- **Task statement**
Read through the data and count the lines that contain the string "thing"; give only the result.

(Recorded data)
»»

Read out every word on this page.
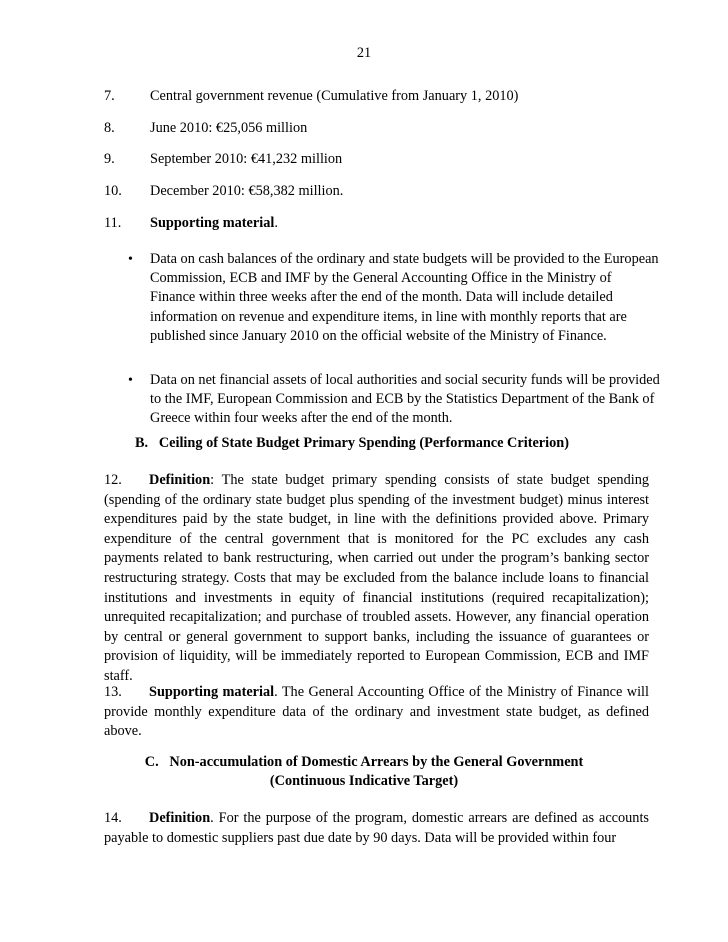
21
7. Central government revenue (Cumulative from January 1, 2010)
8. June 2010: €25,056 million
9. September 2010: €41,232 million
10. December 2010: €58,382 million.
11. Supporting material.
• Data on cash balances of the ordinary and state budgets will be provided to the European Commission, ECB and IMF by the General Accounting Office in the Ministry of Finance within three weeks after the end of the month. Data will include detailed information on revenue and expenditure items, in line with monthly reports that are published since January 2010 on the official website of the Ministry of Finance.
• Data on net financial assets of local authorities and social security funds will be provided to the IMF, European Commission and ECB by the Statistics Department of the Bank of Greece within four weeks after the end of the month.
B.   Ceiling of State Budget Primary Spending (Performance Criterion)
12. Definition: The state budget primary spending consists of state budget spending (spending of the ordinary state budget plus spending of the investment budget) minus interest expenditures paid by the state budget, in line with the definitions provided above. Primary expenditure of the central government that is monitored for the PC excludes any cash payments related to bank restructuring, when carried out under the program’s banking sector restructuring strategy. Costs that may be excluded from the balance include loans to financial institutions and investments in equity of financial institutions (required recapitalization); unrequited recapitalization; and purchase of troubled assets. However, any financial operation by central or general government to support banks, including the issuance of guarantees or provision of liquidity, will be immediately reported to European Commission, ECB and IMF staff.
13. Supporting material. The General Accounting Office of the Ministry of Finance will provide monthly expenditure data of the ordinary and investment state budget, as defined above.
C.   Non-accumulation of Domestic Arrears by the General Government
(Continuous Indicative Target)
14. Definition. For the purpose of the program, domestic arrears are defined as accounts payable to domestic suppliers past due date by 90 days. Data will be provided within four
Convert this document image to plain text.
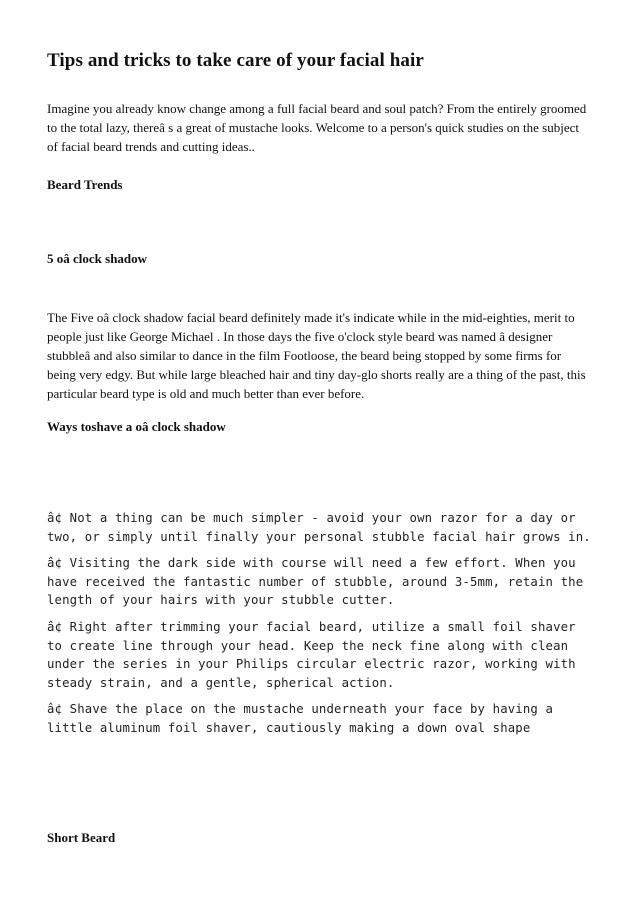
Tips and tricks to take care of your facial hair

Imagine you already know change among a full facial beard and soul patch? From the entirely groomed to the total lazy, thereâ s a great of mustache looks. Welcome to a person's quick studies on the subject of facial beard trends and cutting ideas..

Beard Trends

5 oâ clock shadow

The Five oâ clock shadow facial beard definitely made it's indicate while in the mid-eighties, merit to people just like George Michael . In those days the five o'clock style beard was named â designer stubbleâ and also similar to dance in the film Footloose, the beard being stopped by some firms for being very edgy. But while large bleached hair and tiny day-glo shorts really are a thing of the past, this particular beard type is old and much better than ever before.

Ways toshave a oâ clock shadow

â¢ Not a thing can be much simpler - avoid your own razor for a day or two, or simply until finally your personal stubble facial hair grows in.

â¢ Visiting the dark side with course will need a few effort. When you have received the fantastic number of stubble, around 3-5mm, retain the length of your hairs with your stubble cutter.

â¢ Right after trimming your facial beard, utilize a small foil shaver to create line through your head. Keep the neck fine along with clean under the series in your Philips circular electric razor, working with steady strain, and a gentle, spherical action.

â¢ Shave the place on the mustache underneath your face by having a little aluminum foil shaver, cautiously making a down oval shape

Short Beard
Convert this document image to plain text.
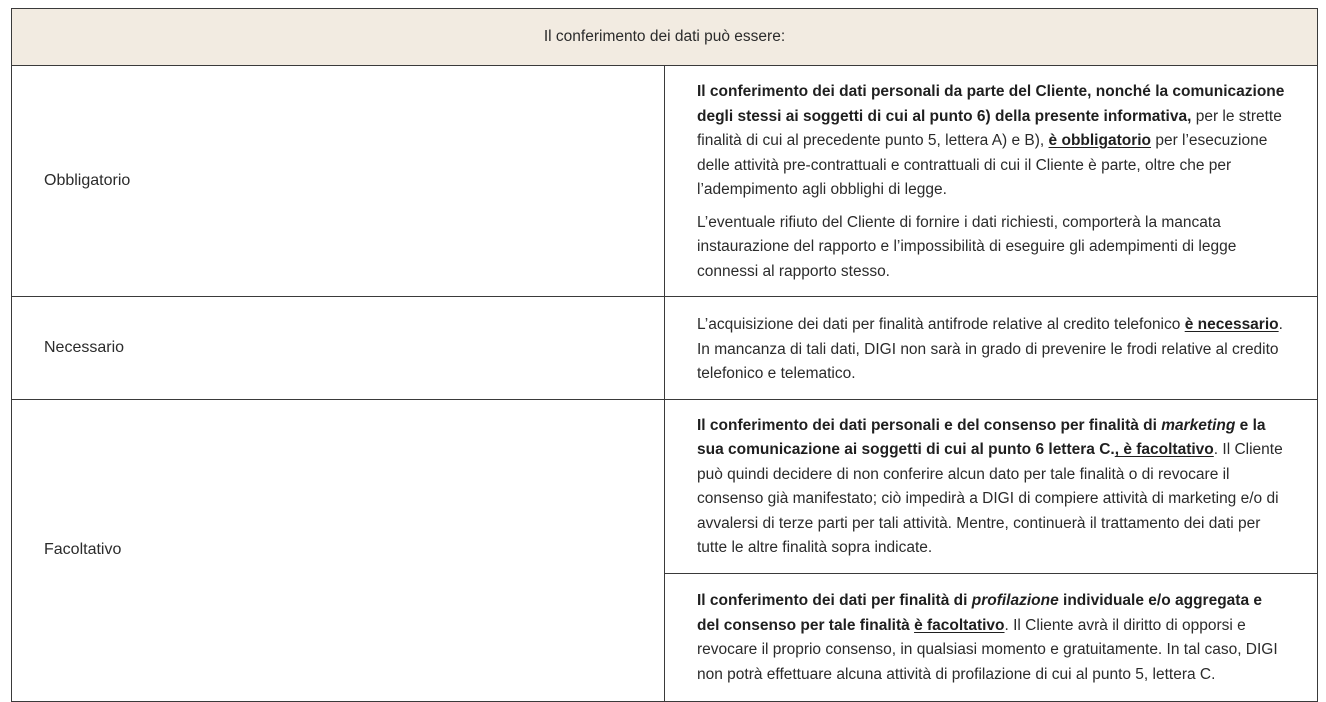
Il conferimento dei dati può essere:	
Obbligatorio	Il conferimento dei dati personali da parte del Cliente, nonché la comunicazione degli stessi ai soggetti di cui al punto 6) della presente informativa, per le strette finalità di cui al precedente punto 5, lettera A) e B), è obbligatorio per l’esecuzione delle attività pre-contrattuali e contrattuali di cui il Cliente è parte, oltre che per l’adempimento agli obblighi di legge.

L’eventuale rifiuto del Cliente di fornire i dati richiesti, comporterà la mancata instaurazione del rapporto e l’impossibilità di eseguire gli adempimenti di legge connessi al rapporto stesso.

Necessario	L’acquisizione dei dati per finalità antifrode relative al credito telefonico è necessario. In mancanza di tali dati, DIGI non sarà in grado di prevenire le frodi relative al credito telefonico e telematico.

Facoltativo	Il conferimento dei dati personali e del consenso per finalità di marketing e la sua comunicazione ai soggetti di cui al punto 6 lettera C., è facoltativo. Il Cliente può quindi decidere di non conferire alcun dato per tale finalità o di revocare il consenso già manifestato; ciò impedirà a DIGI di compiere attività di marketing e/o di avvalersi di terze parti per tali attività. Mentre, continuerà il trattamento dei dati per tutte le altre finalità sopra indicate.

	Il conferimento dei dati per finalità di profilazione individuale e/o aggregata e del consenso per tale finalità è facoltativo. Il Cliente avrà il diritto di opporsi e revocare il proprio consenso, in qualsiasi momento e gratuitamente. In tal caso, DIGI non potrà effettuare alcuna attività di profilazione di cui al punto 5, lettera C.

««

- **Answer to the problem**
2